Entries from a dataset
/---
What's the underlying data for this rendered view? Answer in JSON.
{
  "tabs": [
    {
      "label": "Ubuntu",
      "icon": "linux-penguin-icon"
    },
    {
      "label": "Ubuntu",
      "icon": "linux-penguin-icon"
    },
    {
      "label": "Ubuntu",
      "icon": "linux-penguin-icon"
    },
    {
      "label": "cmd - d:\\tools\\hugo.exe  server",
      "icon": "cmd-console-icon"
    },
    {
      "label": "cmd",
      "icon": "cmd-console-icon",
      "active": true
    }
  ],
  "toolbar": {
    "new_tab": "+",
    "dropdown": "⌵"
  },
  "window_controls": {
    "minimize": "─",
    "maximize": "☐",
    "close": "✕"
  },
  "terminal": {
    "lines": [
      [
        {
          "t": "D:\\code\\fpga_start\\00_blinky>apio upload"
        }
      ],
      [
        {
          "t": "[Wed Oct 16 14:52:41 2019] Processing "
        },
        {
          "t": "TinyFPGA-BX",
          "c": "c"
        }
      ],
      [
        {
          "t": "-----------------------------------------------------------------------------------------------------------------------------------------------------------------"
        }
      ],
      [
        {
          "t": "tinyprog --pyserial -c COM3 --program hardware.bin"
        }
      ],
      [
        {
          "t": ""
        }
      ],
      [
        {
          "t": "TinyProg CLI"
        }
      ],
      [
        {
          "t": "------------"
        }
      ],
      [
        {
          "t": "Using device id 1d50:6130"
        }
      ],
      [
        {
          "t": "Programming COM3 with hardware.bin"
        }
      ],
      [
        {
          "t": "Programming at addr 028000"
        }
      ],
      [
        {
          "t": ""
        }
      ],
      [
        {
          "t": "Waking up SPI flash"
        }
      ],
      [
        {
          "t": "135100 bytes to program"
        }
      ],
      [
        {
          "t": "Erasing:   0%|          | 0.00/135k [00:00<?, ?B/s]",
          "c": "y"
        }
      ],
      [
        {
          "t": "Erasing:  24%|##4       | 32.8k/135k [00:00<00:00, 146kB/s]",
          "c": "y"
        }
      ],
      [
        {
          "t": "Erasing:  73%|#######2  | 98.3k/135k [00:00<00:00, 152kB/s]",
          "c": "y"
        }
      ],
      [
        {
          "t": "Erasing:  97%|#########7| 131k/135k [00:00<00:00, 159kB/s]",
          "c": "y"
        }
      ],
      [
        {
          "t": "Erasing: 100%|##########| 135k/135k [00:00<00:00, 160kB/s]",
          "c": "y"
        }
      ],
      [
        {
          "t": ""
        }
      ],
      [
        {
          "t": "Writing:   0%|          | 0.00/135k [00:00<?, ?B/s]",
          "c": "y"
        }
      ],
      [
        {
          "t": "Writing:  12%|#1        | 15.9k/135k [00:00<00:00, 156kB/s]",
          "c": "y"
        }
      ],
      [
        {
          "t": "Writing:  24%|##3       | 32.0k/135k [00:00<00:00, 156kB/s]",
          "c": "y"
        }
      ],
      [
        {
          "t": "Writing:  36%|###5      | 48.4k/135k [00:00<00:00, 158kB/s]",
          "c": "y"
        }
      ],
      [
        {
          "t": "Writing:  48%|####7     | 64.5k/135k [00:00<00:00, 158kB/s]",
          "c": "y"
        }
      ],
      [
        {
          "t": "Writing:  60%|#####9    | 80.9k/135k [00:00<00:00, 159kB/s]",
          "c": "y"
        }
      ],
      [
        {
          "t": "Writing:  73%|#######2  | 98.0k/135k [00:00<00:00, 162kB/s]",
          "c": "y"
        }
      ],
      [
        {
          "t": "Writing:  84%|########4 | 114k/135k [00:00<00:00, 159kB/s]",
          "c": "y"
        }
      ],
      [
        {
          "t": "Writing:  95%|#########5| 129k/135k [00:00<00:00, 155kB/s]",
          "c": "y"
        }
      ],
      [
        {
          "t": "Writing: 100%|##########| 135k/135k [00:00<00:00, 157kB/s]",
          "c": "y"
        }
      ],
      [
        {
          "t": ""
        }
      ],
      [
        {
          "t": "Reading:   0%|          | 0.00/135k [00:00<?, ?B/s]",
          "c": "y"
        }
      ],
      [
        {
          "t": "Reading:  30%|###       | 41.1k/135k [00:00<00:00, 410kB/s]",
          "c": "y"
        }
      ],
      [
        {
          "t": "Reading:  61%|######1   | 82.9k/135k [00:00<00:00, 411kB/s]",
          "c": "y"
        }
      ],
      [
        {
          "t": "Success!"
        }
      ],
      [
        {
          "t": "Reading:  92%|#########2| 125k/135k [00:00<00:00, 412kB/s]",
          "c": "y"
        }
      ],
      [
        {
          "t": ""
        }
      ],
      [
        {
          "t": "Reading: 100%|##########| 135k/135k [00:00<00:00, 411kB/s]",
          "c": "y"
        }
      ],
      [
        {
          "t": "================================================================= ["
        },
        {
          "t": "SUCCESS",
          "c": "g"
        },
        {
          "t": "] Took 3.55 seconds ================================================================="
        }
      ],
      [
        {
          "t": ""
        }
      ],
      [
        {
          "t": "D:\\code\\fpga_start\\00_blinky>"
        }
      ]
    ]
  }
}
\---
# DO THIS:
Give only the number of lines in the material above that include the word "hardware".

# RESPONSE FOR THIS EXERCISE:
2